(Figure content listings)
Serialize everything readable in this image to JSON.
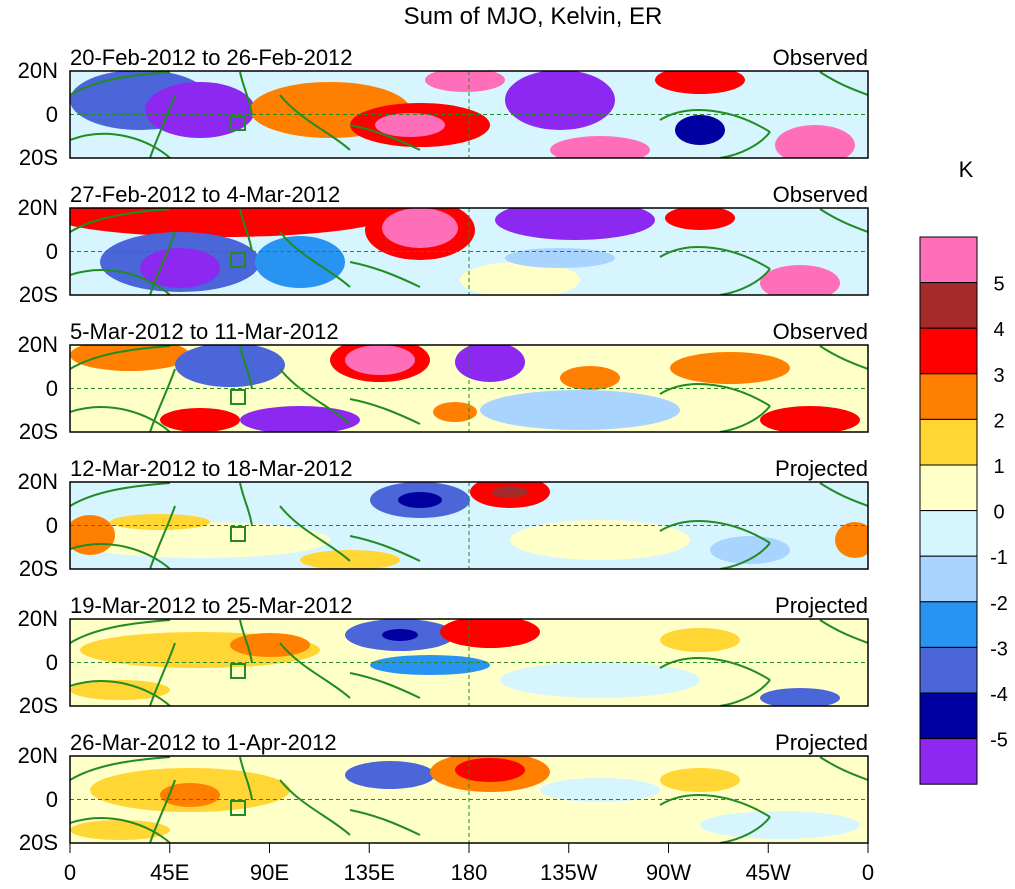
{
  "title": "Sum of MJO, Kelvin, ER",
  "units_label": "K",
  "lat_ticks": [
    "20N",
    "0",
    "20S"
  ],
  "lon_ticks": [
    "0",
    "45E",
    "90E",
    "135E",
    "180",
    "135W",
    "90W",
    "45W",
    "0"
  ],
  "panels": [
    {
      "date_range": "20-Feb-2012 to 26-Feb-2012",
      "status": "Observed"
    },
    {
      "date_range": "27-Feb-2012 to 4-Mar-2012",
      "status": "Observed"
    },
    {
      "date_range": "5-Mar-2012 to 11-Mar-2012",
      "status": "Observed"
    },
    {
      "date_range": "12-Mar-2012 to 18-Mar-2012",
      "status": "Projected"
    },
    {
      "date_range": "19-Mar-2012 to 25-Mar-2012",
      "status": "Projected"
    },
    {
      "date_range": "26-Mar-2012 to 1-Apr-2012",
      "status": "Projected"
    }
  ],
  "colorbar": {
    "labels": [
      "5",
      "4",
      "3",
      "2",
      "1",
      "0",
      "-1",
      "-2",
      "-3",
      "-4",
      "-5"
    ],
    "colors": [
      "#ff6fb9",
      "#a52a2a",
      "#ff0000",
      "#ff7f00",
      "#ffd633",
      "#ffffc8",
      "#d6f5ff",
      "#a8d4ff",
      "#2893f0",
      "#4a66d9",
      "#0000a0",
      "#8c28f0"
    ]
  },
  "colors": {
    "land": "#228b22",
    "grid": "#228b22",
    "frame": "#000000"
  }
}
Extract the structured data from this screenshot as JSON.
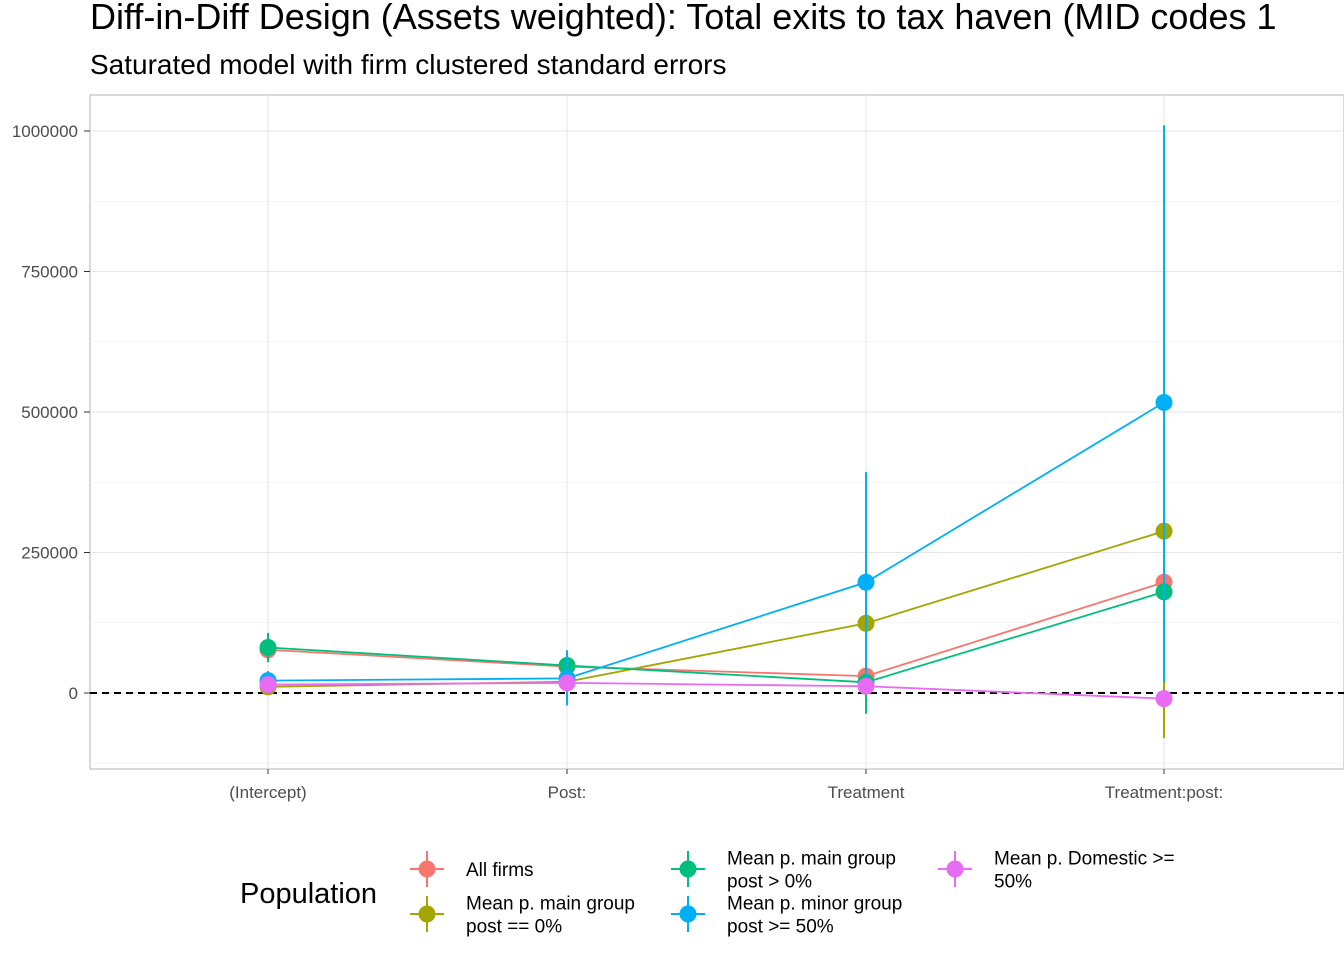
{
  "chart_data": {
    "type": "scatter",
    "title": "Diff-in-Diff Design (Assets weighted): Total exits to tax haven (MID codes 1",
    "subtitle": "Saturated model with firm clustered standard errors",
    "categories": [
      "(Intercept)",
      "Post:",
      "Treatment",
      "Treatment:post:"
    ],
    "ylim": [
      -130000,
      1060000
    ],
    "yticks": [
      0,
      250000,
      500000,
      750000,
      1000000
    ],
    "ytick_labels": [
      "0",
      "250000",
      "500000",
      "750000",
      "1000000"
    ],
    "reference_line": 0,
    "grid": true,
    "legend": {
      "title": "Population",
      "placement": "bottom"
    },
    "series": [
      {
        "name": "All firms",
        "label_lines": [
          "All firms"
        ],
        "color": "#F8766D",
        "values": [
          77000,
          47000,
          30000,
          197000
        ],
        "lower": [
          55000,
          40000,
          20000,
          5000
        ],
        "upper": [
          99000,
          54000,
          40000,
          389000
        ]
      },
      {
        "name": "Mean p. main group post == 0%",
        "label_lines": [
          "Mean p. main group",
          "post == 0%"
        ],
        "color": "#A3A500",
        "values": [
          11000,
          20000,
          124000,
          288000
        ],
        "lower": [
          6000,
          15000,
          115000,
          -80000
        ],
        "upper": [
          16000,
          25000,
          133000,
          656000
        ]
      },
      {
        "name": "Mean p. main group post > 0%",
        "label_lines": [
          "Mean p. main group",
          "post > 0%"
        ],
        "color": "#00BF7D",
        "values": [
          81000,
          49000,
          19000,
          180000
        ],
        "lower": [
          55000,
          40000,
          -37000,
          20000
        ],
        "upper": [
          107000,
          58000,
          75000,
          340000
        ]
      },
      {
        "name": "Mean p. minor group post >= 50%",
        "label_lines": [
          "Mean p. minor group",
          "post >= 50%"
        ],
        "color": "#00B0F6",
        "values": [
          22000,
          26000,
          197000,
          517000
        ],
        "lower": [
          5000,
          -22000,
          0,
          20000
        ],
        "upper": [
          39000,
          76000,
          393000,
          1010000
        ]
      },
      {
        "name": "Mean p. Domestic >= 50%",
        "label_lines": [
          "Mean p. Domestic >=",
          "50%"
        ],
        "color": "#E76BF3",
        "values": [
          15000,
          18000,
          12000,
          -10000
        ],
        "lower": [
          10000,
          13000,
          7000,
          -15000
        ],
        "upper": [
          20000,
          23000,
          17000,
          -5000
        ]
      }
    ]
  }
}
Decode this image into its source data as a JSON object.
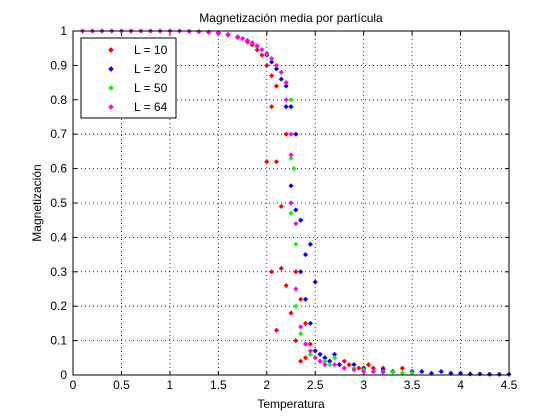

◆ TASK REQUIREMENTS: Pick out each line containing the string "name" and copy it.

◆ FULL SOLUTION:
        "name": "All firms",
        "name": "Mean p. main group post == 0%",
        "name": "Mean p. main group post > 0%",
        "name": "Mean p. minor group post >= 50%",
        "name": "Mean p. Domestic >= 50%",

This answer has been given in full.